[START Task material]

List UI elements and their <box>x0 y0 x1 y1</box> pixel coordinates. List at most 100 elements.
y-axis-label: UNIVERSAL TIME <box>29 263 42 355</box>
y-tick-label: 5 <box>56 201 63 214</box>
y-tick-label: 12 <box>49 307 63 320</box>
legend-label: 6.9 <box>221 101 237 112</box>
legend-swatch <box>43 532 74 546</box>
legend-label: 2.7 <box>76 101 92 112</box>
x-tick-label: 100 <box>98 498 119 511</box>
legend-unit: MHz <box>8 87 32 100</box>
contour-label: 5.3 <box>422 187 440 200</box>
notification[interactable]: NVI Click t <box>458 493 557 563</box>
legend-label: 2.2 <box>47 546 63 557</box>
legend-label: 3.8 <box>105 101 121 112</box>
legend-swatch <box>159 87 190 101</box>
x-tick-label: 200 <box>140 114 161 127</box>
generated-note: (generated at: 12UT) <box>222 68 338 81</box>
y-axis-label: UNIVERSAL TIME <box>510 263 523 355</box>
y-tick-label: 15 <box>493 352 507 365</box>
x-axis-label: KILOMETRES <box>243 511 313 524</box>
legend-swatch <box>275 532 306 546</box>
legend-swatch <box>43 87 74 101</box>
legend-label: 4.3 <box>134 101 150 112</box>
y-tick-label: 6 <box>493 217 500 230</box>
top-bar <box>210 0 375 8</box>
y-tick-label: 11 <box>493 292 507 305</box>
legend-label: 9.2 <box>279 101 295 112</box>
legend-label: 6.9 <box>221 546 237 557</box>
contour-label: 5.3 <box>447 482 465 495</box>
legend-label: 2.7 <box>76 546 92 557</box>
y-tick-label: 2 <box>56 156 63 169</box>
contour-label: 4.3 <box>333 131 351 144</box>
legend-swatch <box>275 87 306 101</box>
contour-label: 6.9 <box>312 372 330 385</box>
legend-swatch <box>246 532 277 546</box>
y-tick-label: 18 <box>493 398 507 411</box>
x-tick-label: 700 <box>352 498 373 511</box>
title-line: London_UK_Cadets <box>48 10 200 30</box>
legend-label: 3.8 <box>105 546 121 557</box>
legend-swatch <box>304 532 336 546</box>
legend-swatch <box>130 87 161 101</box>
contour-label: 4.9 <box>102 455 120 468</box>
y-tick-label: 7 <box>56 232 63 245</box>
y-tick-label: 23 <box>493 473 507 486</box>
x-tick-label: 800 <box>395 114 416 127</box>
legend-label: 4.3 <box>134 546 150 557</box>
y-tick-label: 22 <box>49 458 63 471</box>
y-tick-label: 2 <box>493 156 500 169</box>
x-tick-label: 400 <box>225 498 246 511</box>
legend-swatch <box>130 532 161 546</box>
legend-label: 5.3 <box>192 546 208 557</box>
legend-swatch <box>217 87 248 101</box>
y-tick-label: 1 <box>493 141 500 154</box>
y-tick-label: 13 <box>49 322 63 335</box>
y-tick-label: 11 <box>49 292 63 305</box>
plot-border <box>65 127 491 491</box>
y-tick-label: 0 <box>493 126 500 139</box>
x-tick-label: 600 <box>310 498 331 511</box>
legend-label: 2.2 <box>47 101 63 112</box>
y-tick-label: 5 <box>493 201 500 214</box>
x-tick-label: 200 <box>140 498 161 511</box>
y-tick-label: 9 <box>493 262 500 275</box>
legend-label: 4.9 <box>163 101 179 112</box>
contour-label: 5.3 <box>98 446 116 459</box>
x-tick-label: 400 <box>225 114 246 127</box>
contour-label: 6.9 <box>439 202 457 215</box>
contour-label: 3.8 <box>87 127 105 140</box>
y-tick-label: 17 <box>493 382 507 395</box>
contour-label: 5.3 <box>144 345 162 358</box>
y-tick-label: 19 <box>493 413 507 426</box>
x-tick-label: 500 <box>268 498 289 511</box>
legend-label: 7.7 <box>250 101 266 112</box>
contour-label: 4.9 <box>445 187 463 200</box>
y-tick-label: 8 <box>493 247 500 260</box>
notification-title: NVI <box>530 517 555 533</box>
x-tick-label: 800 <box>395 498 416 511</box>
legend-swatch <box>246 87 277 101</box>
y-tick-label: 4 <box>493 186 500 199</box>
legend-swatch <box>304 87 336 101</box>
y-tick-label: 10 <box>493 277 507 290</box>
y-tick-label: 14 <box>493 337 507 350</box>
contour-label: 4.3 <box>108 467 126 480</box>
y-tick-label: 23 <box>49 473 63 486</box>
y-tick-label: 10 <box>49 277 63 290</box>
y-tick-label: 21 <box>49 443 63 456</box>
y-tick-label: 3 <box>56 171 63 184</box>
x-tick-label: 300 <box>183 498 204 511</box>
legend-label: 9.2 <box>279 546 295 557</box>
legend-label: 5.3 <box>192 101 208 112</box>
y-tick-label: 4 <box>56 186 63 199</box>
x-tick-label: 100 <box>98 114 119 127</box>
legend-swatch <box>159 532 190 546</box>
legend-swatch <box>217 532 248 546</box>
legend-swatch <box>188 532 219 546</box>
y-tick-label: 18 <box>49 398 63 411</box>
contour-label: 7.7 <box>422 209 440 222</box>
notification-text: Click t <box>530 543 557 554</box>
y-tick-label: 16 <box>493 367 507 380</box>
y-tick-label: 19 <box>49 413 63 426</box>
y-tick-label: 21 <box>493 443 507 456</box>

[END Task material]

### Task prompt
Rewrite every line of the records above as a numbered list, omitting any blank lines.

### Answer to the exercise
1. List UI elements and their <box>x0 y0 x1 y1</box> pixel coordinates. List at most 100 elements.
2. y-axis-label: UNIVERSAL TIME <box>29 263 42 355</box>
3. y-tick-label: 5 <box>56 201 63 214</box>
4. y-tick-label: 12 <box>49 307 63 320</box>
5. legend-label: 6.9 <box>221 101 237 112</box>
6. legend-swatch <box>43 532 74 546</box>
7. legend-label: 2.7 <box>76 101 92 112</box>
8. x-tick-label: 100 <box>98 498 119 511</box>
9. legend-unit: MHz <box>8 87 32 100</box>
10. contour-label: 5.3 <box>422 187 440 200</box>
11. notification[interactable]: NVI Click t <box>458 493 557 563</box>
12. legend-label: 2.2 <box>47 546 63 557</box>
13. legend-label: 3.8 <box>105 101 121 112</box>
14. legend-swatch <box>159 87 190 101</box>
15. x-tick-label: 200 <box>140 114 161 127</box>
16. generated-note: (generated at: 12UT) <box>222 68 338 81</box>
17. y-axis-label: UNIVERSAL TIME <box>510 263 523 355</box>
18. y-tick-label: 15 <box>493 352 507 365</box>
19. x-axis-label: KILOMETRES <box>243 511 313 524</box>
20. legend-swatch <box>275 532 306 546</box>
21. legend-swatch <box>43 87 74 101</box>
22. legend-label: 4.3 <box>134 101 150 112</box>
23. y-tick-label: 6 <box>493 217 500 230</box>
24. top-bar <box>210 0 375 8</box>
25. y-tick-label: 11 <box>493 292 507 305</box>
26. legend-label: 9.2 <box>279 101 295 112</box>
27. legend-label: 6.9 <box>221 546 237 557</box>
28. contour-label: 5.3 <box>447 482 465 495</box>
29. legend-label: 2.7 <box>76 546 92 557</box>
30. y-tick-label: 2 <box>56 156 63 169</box>
31. contour-label: 4.3 <box>333 131 351 144</box>
32. legend-swatch <box>275 87 306 101</box>
33. contour-label: 6.9 <box>312 372 330 385</box>
34. legend-swatch <box>246 532 277 546</box>
35. y-tick-label: 18 <box>493 398 507 411</box>
36. x-tick-label: 700 <box>352 498 373 511</box>
37. title-line: London_UK_Cadets <box>48 10 200 30</box>
38. legend-label: 3.8 <box>105 546 121 557</box>
39. legend-swatch <box>304 532 336 546</box>
40. legend-swatch <box>130 87 161 101</box>
41. contour-label: 4.9 <box>102 455 120 468</box>
42. y-tick-label: 7 <box>56 232 63 245</box>
43. y-tick-label: 23 <box>493 473 507 486</box>
44. x-tick-label: 800 <box>395 114 416 127</box>
45. legend-label: 4.3 <box>134 546 150 557</box>
46. y-tick-label: 22 <box>49 458 63 471</box>
47. y-tick-label: 2 <box>493 156 500 169</box>
48. x-tick-label: 400 <box>225 498 246 511</box>
49. legend-swatch <box>130 532 161 546</box>
50. legend-label: 5.3 <box>192 546 208 557</box>
51. legend-swatch <box>217 87 248 101</box>
52. y-tick-label: 1 <box>493 141 500 154</box>
53. y-tick-label: 13 <box>49 322 63 335</box>
54. y-tick-label: 11 <box>49 292 63 305</box>
55. plot-border <box>65 127 491 491</box>
56. y-tick-label: 0 <box>493 126 500 139</box>
57. x-tick-label: 600 <box>310 498 331 511</box>
58. legend-label: 2.2 <box>47 101 63 112</box>
59. y-tick-label: 5 <box>493 201 500 214</box>
60. x-tick-label: 200 <box>140 498 161 511</box>
61. y-tick-label: 9 <box>493 262 500 275</box>
62. legend-label: 4.9 <box>163 101 179 112</box>
63. contour-label: 5.3 <box>98 446 116 459</box>
64. x-tick-label: 400 <box>225 114 246 127</box>
65. contour-label: 6.9 <box>439 202 457 215</box>
66. contour-label: 3.8 <box>87 127 105 140</box>
67. y-tick-label: 17 <box>493 382 507 395</box>
68. contour-label: 5.3 <box>144 345 162 358</box>
69. y-tick-label: 19 <box>493 413 507 426</box>
70. x-tick-label: 500 <box>268 498 289 511</box>
71. legend-label: 7.7 <box>250 101 266 112</box>
72. contour-label: 4.9 <box>445 187 463 200</box>
73. y-tick-label: 8 <box>493 247 500 260</box>
74. notification-title: NVI <box>530 517 555 533</box>
75. x-tick-label: 800 <box>395 498 416 511</box>
76. legend-swatch <box>246 87 277 101</box>
77. y-tick-label: 4 <box>493 186 500 199</box>
78. legend-swatch <box>304 87 336 101</box>
79. y-tick-label: 10 <box>493 277 507 290</box>
80. y-tick-label: 14 <box>493 337 507 350</box>
81. contour-label: 4.3 <box>108 467 126 480</box>
82. y-tick-label: 23 <box>49 473 63 486</box>
83. y-tick-label: 10 <box>49 277 63 290</box>
84. y-tick-label: 21 <box>49 443 63 456</box>
85. y-tick-label: 3 <box>56 171 63 184</box>
86. x-tick-label: 300 <box>183 498 204 511</box>
87. legend-label: 9.2 <box>279 546 295 557</box>
88. legend-label: 5.3 <box>192 101 208 112</box>
89. y-tick-label: 4 <box>56 186 63 199</box>
90. x-tick-label: 100 <box>98 114 119 127</box>
91. legend-swatch <box>159 532 190 546</box>
92. legend-swatch <box>217 532 248 546</box>
93. legend-swatch <box>188 532 219 546</box>
94. y-tick-label: 18 <box>49 398 63 411</box>
95. contour-label: 7.7 <box>422 209 440 222</box>
96. notification-text: Click t <box>530 543 557 554</box>
97. y-tick-label: 16 <box>493 367 507 380</box>
98. y-tick-label: 19 <box>49 413 63 426</box>
99. y-tick-label: 21 <box>493 443 507 456</box>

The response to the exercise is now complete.